PROBLEM TO WORK ON =>
Repeat the material verbatim and drop the pictures.
··· DATA FOR THE TASK ···
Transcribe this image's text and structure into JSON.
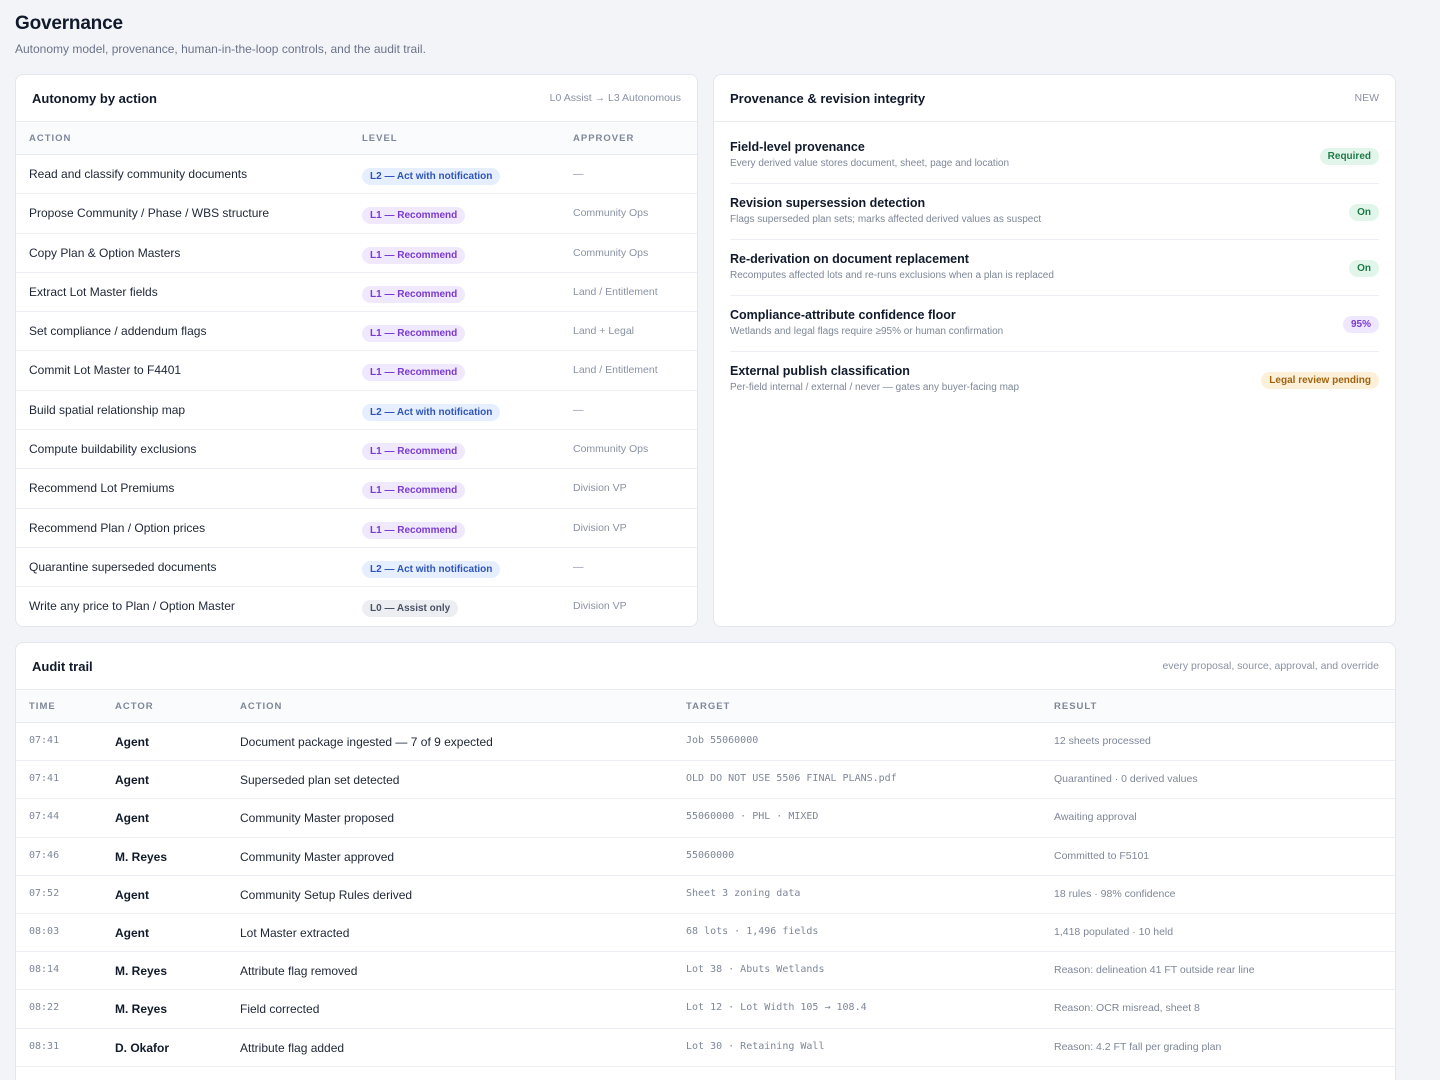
{
  "page": {
    "title": "Governance",
    "subtitle": "Autonomy model, provenance, human-in-the-loop controls, and the audit trail."
  },
  "autonomy": {
    "title": "Autonomy by action",
    "meta": "L0 Assist → L3 Autonomous",
    "columns": [
      "ACTION",
      "LEVEL",
      "APPROVER"
    ],
    "rows": [
      {
        "action": "Read and classify community documents",
        "level": "L2 — Act with notification",
        "level_code": "l2",
        "approver": "—"
      },
      {
        "action": "Propose Community / Phase / WBS structure",
        "level": "L1 — Recommend",
        "level_code": "l1",
        "approver": "Community Ops"
      },
      {
        "action": "Copy Plan & Option Masters",
        "level": "L1 — Recommend",
        "level_code": "l1",
        "approver": "Community Ops"
      },
      {
        "action": "Extract Lot Master fields",
        "level": "L1 — Recommend",
        "level_code": "l1",
        "approver": "Land / Entitlement"
      },
      {
        "action": "Set compliance / addendum flags",
        "level": "L1 — Recommend",
        "level_code": "l1",
        "approver": "Land + Legal"
      },
      {
        "action": "Commit Lot Master to F4401",
        "level": "L1 — Recommend",
        "level_code": "l1",
        "approver": "Land / Entitlement"
      },
      {
        "action": "Build spatial relationship map",
        "level": "L2 — Act with notification",
        "level_code": "l2",
        "approver": "—"
      },
      {
        "action": "Compute buildability exclusions",
        "level": "L1 — Recommend",
        "level_code": "l1",
        "approver": "Community Ops"
      },
      {
        "action": "Recommend Lot Premiums",
        "level": "L1 — Recommend",
        "level_code": "l1",
        "approver": "Division VP"
      },
      {
        "action": "Recommend Plan / Option prices",
        "level": "L1 — Recommend",
        "level_code": "l1",
        "approver": "Division VP"
      },
      {
        "action": "Quarantine superseded documents",
        "level": "L2 — Act with notification",
        "level_code": "l2",
        "approver": "—"
      },
      {
        "action": "Write any price to Plan / Option Master",
        "level": "L0 — Assist only",
        "level_code": "l0",
        "approver": "Division VP"
      }
    ]
  },
  "provenance": {
    "title": "Provenance & revision integrity",
    "meta": "NEW",
    "items": [
      {
        "title": "Field-level provenance",
        "desc": "Every derived value stores document, sheet, page and location",
        "badge": "Required",
        "badge_color": "green"
      },
      {
        "title": "Revision supersession detection",
        "desc": "Flags superseded plan sets; marks affected derived values as suspect",
        "badge": "On",
        "badge_color": "green"
      },
      {
        "title": "Re-derivation on document replacement",
        "desc": "Recomputes affected lots and re-runs exclusions when a plan is replaced",
        "badge": "On",
        "badge_color": "green"
      },
      {
        "title": "Compliance-attribute confidence floor",
        "desc": "Wetlands and legal flags require ≥95% or human confirmation",
        "badge": "95%",
        "badge_color": "purple"
      },
      {
        "title": "External publish classification",
        "desc": "Per-field internal / external / never — gates any buyer-facing map",
        "badge": "Legal review pending",
        "badge_color": "amber"
      }
    ]
  },
  "audit": {
    "title": "Audit trail",
    "meta": "every proposal, source, approval, and override",
    "columns": [
      "TIME",
      "ACTOR",
      "ACTION",
      "TARGET",
      "RESULT"
    ],
    "rows": [
      {
        "time": "07:41",
        "actor": "Agent",
        "action": "Document package ingested — 7 of 9 expected",
        "target": "Job 55060000",
        "result": "12 sheets processed"
      },
      {
        "time": "07:41",
        "actor": "Agent",
        "action": "Superseded plan set detected",
        "target": "OLD DO NOT USE 5506 FINAL PLANS.pdf",
        "result": "Quarantined · 0 derived values"
      },
      {
        "time": "07:44",
        "actor": "Agent",
        "action": "Community Master proposed",
        "target": "55060000 · PHL · MIXED",
        "result": "Awaiting approval"
      },
      {
        "time": "07:46",
        "actor": "M. Reyes",
        "action": "Community Master approved",
        "target": "55060000",
        "result": "Committed to F5101"
      },
      {
        "time": "07:52",
        "actor": "Agent",
        "action": "Community Setup Rules derived",
        "target": "Sheet 3 zoning data",
        "result": "18 rules · 98% confidence"
      },
      {
        "time": "08:03",
        "actor": "Agent",
        "action": "Lot Master extracted",
        "target": "68 lots · 1,496 fields",
        "result": "1,418 populated · 10 held"
      },
      {
        "time": "08:14",
        "actor": "M. Reyes",
        "action": "Attribute flag removed",
        "target": "Lot 38 · Abuts Wetlands",
        "result": "Reason: delineation 41 FT outside rear line"
      },
      {
        "time": "08:22",
        "actor": "M. Reyes",
        "action": "Field corrected",
        "target": "Lot 12 · Lot Width 105 → 108.4",
        "result": "Reason: OCR misread, sheet 8"
      },
      {
        "time": "08:31",
        "actor": "D. Okafor",
        "action": "Attribute flag added",
        "target": "Lot 30 · Retaining Wall",
        "result": "Reason: 4.2 FT fall per grading plan"
      }
    ]
  }
}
···
SOLUTION TO THE EXERCISE =>
Transcribe this image's text and structure into JSON.
{
  "page": {
    "title": "Governance",
    "subtitle": "Autonomy model, provenance, human-in-the-loop controls, and the audit trail."
  },
  "autonomy": {
    "title": "Autonomy by action",
    "meta": "L0 Assist → L3 Autonomous",
    "columns": [
      "ACTION",
      "LEVEL",
      "APPROVER"
    ],
    "rows": [
      {
        "action": "Read and classify community documents",
        "level": "L2 — Act with notification",
        "level_code": "l2",
        "approver": "—"
      },
      {
        "action": "Propose Community / Phase / WBS structure",
        "level": "L1 — Recommend",
        "level_code": "l1",
        "approver": "Community Ops"
      },
      {
        "action": "Copy Plan & Option Masters",
        "level": "L1 — Recommend",
        "level_code": "l1",
        "approver": "Community Ops"
      },
      {
        "action": "Extract Lot Master fields",
        "level": "L1 — Recommend",
        "level_code": "l1",
        "approver": "Land / Entitlement"
      },
      {
        "action": "Set compliance / addendum flags",
        "level": "L1 — Recommend",
        "level_code": "l1",
        "approver": "Land + Legal"
      },
      {
        "action": "Commit Lot Master to F4401",
        "level": "L1 — Recommend",
        "level_code": "l1",
        "approver": "Land / Entitlement"
      },
      {
        "action": "Build spatial relationship map",
        "level": "L2 — Act with notification",
        "level_code": "l2",
        "approver": "—"
      },
      {
        "action": "Compute buildability exclusions",
        "level": "L1 — Recommend",
        "level_code": "l1",
        "approver": "Community Ops"
      },
      {
        "action": "Recommend Lot Premiums",
        "level": "L1 — Recommend",
        "level_code": "l1",
        "approver": "Division VP"
      },
      {
        "action": "Recommend Plan / Option prices",
        "level": "L1 — Recommend",
        "level_code": "l1",
        "approver": "Division VP"
      },
      {
        "action": "Quarantine superseded documents",
        "level": "L2 — Act with notification",
        "level_code": "l2",
        "approver": "—"
      },
      {
        "action": "Write any price to Plan / Option Master",
        "level": "L0 — Assist only",
        "level_code": "l0",
        "approver": "Division VP"
      }
    ]
  },
  "provenance": {
    "title": "Provenance & revision integrity",
    "meta": "NEW",
    "items": [
      {
        "title": "Field-level provenance",
        "desc": "Every derived value stores document, sheet, page and location",
        "badge": "Required",
        "badge_color": "green"
      },
      {
        "title": "Revision supersession detection",
        "desc": "Flags superseded plan sets; marks affected derived values as suspect",
        "badge": "On",
        "badge_color": "green"
      },
      {
        "title": "Re-derivation on document replacement",
        "desc": "Recomputes affected lots and re-runs exclusions when a plan is replaced",
        "badge": "On",
        "badge_color": "green"
      },
      {
        "title": "Compliance-attribute confidence floor",
        "desc": "Wetlands and legal flags require ≥95% or human confirmation",
        "badge": "95%",
        "badge_color": "purple"
      },
      {
        "title": "External publish classification",
        "desc": "Per-field internal / external / never — gates any buyer-facing map",
        "badge": "Legal review pending",
        "badge_color": "amber"
      }
    ]
  },
  "audit": {
    "title": "Audit trail",
    "meta": "every proposal, source, approval, and override",
    "columns": [
      "TIME",
      "ACTOR",
      "ACTION",
      "TARGET",
      "RESULT"
    ],
    "rows": [
      {
        "time": "07:41",
        "actor": "Agent",
        "action": "Document package ingested — 7 of 9 expected",
        "target": "Job 55060000",
        "result": "12 sheets processed"
      },
      {
        "time": "07:41",
        "actor": "Agent",
        "action": "Superseded plan set detected",
        "target": "OLD DO NOT USE 5506 FINAL PLANS.pdf",
        "result": "Quarantined · 0 derived values"
      },
      {
        "time": "07:44",
        "actor": "Agent",
        "action": "Community Master proposed",
        "target": "55060000 · PHL · MIXED",
        "result": "Awaiting approval"
      },
      {
        "time": "07:46",
        "actor": "M. Reyes",
        "action": "Community Master approved",
        "target": "55060000",
        "result": "Committed to F5101"
      },
      {
        "time": "07:52",
        "actor": "Agent",
        "action": "Community Setup Rules derived",
        "target": "Sheet 3 zoning data",
        "result": "18 rules · 98% confidence"
      },
      {
        "time": "08:03",
        "actor": "Agent",
        "action": "Lot Master extracted",
        "target": "68 lots · 1,496 fields",
        "result": "1,418 populated · 10 held"
      },
      {
        "time": "08:14",
        "actor": "M. Reyes",
        "action": "Attribute flag removed",
        "target": "Lot 38 · Abuts Wetlands",
        "result": "Reason: delineation 41 FT outside rear line"
      },
      {
        "time": "08:22",
        "actor": "M. Reyes",
        "action": "Field corrected",
        "target": "Lot 12 · Lot Width 105 → 108.4",
        "result": "Reason: OCR misread, sheet 8"
      },
      {
        "time": "08:31",
        "actor": "D. Okafor",
        "action": "Attribute flag added",
        "target": "Lot 30 · Retaining Wall",
        "result": "Reason: 4.2 FT fall per grading plan"
      }
    ]
  }
}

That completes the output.